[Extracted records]
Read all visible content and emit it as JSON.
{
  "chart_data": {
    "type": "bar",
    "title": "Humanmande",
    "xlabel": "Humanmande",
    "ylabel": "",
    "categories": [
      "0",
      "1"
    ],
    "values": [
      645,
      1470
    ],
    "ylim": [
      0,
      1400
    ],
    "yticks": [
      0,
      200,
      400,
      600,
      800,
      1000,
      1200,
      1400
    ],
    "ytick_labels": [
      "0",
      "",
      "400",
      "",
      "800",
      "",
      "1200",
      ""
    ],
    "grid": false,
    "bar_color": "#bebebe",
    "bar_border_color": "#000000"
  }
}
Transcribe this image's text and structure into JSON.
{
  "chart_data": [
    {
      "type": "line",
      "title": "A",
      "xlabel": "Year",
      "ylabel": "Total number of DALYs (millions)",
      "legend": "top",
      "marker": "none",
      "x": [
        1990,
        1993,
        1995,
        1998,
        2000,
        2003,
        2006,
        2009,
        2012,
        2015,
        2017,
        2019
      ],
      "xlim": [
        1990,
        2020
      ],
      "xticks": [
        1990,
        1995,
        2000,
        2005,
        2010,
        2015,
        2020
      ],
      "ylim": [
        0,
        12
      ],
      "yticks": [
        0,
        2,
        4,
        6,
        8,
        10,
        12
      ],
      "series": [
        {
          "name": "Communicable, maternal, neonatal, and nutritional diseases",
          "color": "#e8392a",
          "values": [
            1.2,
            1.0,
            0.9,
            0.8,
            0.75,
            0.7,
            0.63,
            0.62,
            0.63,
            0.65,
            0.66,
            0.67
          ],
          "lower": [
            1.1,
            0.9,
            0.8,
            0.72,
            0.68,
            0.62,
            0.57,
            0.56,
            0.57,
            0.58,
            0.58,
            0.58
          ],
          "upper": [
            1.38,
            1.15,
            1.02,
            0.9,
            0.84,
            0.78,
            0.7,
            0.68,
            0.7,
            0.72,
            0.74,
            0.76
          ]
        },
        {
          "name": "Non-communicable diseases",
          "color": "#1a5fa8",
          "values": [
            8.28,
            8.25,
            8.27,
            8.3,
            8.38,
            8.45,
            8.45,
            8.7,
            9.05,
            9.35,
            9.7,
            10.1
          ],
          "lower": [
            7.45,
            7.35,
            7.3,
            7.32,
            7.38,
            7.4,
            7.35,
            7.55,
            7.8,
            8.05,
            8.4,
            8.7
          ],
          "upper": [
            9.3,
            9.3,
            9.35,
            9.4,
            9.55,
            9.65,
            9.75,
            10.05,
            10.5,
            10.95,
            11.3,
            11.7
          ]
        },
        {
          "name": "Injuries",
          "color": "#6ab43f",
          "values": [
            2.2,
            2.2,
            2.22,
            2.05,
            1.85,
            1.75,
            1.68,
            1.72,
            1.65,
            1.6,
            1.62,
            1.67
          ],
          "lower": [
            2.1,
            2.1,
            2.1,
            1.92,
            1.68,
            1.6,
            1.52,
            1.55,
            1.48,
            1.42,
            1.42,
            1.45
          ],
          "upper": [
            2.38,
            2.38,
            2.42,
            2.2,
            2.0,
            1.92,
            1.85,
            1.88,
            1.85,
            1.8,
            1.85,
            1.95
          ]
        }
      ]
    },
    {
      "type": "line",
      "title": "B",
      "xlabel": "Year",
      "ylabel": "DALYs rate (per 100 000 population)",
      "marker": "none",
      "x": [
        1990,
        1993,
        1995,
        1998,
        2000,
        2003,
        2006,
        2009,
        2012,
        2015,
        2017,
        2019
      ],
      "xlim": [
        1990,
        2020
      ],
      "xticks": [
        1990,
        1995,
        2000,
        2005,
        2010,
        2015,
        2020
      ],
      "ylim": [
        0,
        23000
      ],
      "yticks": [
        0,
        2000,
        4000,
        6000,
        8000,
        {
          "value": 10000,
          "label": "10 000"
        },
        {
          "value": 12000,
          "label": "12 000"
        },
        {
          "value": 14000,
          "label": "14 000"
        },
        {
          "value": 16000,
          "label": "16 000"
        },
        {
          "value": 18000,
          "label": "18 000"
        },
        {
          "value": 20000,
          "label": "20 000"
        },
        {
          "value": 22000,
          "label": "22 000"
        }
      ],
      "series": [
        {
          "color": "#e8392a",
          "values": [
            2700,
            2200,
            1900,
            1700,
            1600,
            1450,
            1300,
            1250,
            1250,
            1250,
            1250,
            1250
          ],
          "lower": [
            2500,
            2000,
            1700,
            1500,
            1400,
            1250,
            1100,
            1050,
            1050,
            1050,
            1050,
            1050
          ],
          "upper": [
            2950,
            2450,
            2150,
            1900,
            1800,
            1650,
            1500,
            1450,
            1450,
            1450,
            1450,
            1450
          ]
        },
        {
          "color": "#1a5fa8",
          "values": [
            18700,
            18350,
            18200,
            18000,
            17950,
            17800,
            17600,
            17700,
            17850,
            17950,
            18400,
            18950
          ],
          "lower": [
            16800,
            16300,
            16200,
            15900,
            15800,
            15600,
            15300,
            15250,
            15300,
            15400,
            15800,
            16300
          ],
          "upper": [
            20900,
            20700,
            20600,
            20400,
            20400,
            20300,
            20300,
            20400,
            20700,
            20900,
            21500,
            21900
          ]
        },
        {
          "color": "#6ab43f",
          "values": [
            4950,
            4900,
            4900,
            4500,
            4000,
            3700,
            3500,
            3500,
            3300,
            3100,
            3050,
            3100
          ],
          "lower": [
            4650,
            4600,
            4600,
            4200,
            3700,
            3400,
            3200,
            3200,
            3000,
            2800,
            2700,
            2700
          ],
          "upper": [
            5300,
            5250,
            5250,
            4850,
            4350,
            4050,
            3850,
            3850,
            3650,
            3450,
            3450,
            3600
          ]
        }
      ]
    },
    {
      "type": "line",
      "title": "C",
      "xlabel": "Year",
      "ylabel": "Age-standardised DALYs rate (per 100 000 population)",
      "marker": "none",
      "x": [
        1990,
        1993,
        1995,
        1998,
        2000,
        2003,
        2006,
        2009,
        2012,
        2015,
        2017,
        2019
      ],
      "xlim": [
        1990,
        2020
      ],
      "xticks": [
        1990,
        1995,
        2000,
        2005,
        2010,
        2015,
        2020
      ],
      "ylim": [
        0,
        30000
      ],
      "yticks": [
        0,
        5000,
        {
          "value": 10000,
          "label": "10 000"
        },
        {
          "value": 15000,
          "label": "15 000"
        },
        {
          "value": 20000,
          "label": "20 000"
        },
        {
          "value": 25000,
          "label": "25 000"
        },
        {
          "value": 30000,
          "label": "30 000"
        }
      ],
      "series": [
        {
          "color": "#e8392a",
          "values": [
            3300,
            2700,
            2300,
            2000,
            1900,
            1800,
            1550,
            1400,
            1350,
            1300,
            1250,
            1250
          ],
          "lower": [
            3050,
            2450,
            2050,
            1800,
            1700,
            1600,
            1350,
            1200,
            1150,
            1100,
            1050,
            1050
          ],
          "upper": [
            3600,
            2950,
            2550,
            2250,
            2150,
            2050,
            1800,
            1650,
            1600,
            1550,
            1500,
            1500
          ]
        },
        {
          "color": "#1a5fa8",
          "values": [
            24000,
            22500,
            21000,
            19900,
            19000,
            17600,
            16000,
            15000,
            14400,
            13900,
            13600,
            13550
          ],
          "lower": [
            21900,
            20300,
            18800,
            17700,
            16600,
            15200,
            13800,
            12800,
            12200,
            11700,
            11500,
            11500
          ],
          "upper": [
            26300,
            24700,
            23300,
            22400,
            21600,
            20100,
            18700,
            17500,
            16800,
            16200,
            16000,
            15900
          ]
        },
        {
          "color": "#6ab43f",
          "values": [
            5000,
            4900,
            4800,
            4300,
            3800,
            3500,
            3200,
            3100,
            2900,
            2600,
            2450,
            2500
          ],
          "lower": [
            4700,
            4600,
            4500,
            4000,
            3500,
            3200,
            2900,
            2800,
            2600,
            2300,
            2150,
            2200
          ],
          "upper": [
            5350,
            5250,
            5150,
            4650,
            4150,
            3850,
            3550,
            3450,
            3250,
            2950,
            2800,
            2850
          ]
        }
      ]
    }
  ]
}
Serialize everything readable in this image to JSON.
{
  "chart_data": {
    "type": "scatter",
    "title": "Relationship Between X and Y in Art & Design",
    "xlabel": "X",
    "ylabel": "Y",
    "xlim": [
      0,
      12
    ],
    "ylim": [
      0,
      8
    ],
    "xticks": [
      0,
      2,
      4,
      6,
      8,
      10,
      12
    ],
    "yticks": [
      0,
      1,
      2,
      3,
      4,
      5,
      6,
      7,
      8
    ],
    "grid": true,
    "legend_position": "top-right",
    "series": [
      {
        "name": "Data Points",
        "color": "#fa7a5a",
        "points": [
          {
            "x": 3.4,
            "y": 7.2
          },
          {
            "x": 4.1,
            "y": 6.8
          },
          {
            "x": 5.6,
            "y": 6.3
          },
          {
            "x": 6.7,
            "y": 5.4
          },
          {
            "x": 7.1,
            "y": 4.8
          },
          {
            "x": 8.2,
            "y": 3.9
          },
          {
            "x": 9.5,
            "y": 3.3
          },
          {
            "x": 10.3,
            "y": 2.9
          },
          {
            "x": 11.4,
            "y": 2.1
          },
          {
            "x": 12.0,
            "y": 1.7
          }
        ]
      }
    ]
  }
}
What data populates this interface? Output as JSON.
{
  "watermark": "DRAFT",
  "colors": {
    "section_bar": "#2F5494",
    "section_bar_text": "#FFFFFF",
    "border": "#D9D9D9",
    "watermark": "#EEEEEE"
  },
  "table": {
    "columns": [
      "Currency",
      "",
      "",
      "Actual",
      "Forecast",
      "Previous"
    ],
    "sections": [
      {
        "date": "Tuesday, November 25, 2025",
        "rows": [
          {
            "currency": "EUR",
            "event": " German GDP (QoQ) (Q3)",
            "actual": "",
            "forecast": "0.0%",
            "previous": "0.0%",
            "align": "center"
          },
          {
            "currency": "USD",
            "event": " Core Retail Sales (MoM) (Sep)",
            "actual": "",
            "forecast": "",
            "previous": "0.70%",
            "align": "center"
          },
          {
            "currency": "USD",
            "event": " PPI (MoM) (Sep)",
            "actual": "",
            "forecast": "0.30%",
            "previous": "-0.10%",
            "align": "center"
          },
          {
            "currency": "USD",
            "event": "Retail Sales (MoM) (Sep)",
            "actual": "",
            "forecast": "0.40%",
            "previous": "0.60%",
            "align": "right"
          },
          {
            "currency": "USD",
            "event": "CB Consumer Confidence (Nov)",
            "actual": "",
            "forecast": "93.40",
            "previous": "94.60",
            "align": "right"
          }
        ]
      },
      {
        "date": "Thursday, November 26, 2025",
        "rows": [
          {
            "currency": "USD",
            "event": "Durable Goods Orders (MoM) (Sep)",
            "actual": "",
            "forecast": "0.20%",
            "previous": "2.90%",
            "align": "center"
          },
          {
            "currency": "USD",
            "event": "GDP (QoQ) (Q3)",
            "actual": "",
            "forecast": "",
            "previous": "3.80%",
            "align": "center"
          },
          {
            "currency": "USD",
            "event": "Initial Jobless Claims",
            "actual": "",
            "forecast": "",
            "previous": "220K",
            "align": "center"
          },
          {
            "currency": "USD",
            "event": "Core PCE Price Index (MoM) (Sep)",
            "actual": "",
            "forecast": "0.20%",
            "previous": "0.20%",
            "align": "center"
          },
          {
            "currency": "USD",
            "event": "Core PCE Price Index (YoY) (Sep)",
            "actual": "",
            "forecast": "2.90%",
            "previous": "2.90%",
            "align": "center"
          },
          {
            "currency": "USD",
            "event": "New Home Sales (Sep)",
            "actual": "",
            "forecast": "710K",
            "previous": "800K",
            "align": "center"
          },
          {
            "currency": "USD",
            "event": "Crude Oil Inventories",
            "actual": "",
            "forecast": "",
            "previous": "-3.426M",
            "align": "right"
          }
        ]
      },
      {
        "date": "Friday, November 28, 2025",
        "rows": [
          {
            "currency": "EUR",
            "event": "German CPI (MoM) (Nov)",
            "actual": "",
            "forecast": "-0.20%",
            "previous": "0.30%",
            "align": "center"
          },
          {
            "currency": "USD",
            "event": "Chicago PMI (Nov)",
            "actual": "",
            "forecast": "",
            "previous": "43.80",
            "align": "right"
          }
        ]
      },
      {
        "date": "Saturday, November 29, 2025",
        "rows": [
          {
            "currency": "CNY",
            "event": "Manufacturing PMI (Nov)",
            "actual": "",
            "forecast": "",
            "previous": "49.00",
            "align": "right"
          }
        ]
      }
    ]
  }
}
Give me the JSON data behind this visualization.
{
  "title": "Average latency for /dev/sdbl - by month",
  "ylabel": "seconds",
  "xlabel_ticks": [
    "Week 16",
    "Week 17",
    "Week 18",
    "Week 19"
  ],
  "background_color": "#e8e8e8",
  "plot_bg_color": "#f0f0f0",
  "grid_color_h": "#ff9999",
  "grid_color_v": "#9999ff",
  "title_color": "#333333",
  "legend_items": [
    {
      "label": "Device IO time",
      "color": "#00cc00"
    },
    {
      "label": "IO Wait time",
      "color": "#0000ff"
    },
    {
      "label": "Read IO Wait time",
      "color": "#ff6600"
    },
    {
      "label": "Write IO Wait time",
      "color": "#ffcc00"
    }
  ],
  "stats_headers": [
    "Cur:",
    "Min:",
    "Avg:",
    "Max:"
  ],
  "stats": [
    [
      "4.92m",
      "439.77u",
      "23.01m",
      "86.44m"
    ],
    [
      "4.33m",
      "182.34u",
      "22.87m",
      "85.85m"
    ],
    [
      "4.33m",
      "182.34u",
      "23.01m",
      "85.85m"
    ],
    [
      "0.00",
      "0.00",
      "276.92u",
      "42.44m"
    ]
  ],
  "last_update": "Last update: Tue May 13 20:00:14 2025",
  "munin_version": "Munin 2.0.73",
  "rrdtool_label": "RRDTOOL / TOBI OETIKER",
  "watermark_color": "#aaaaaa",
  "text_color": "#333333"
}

• Problem to work on: Copy every line of the records above that contains "November".

• Expected output:
        "date": "Tuesday, November 25, 2025",
        "date": "Thursday, November 26, 2025",
        "date": "Friday, November 28, 2025",
        "date": "Saturday, November 29, 2025",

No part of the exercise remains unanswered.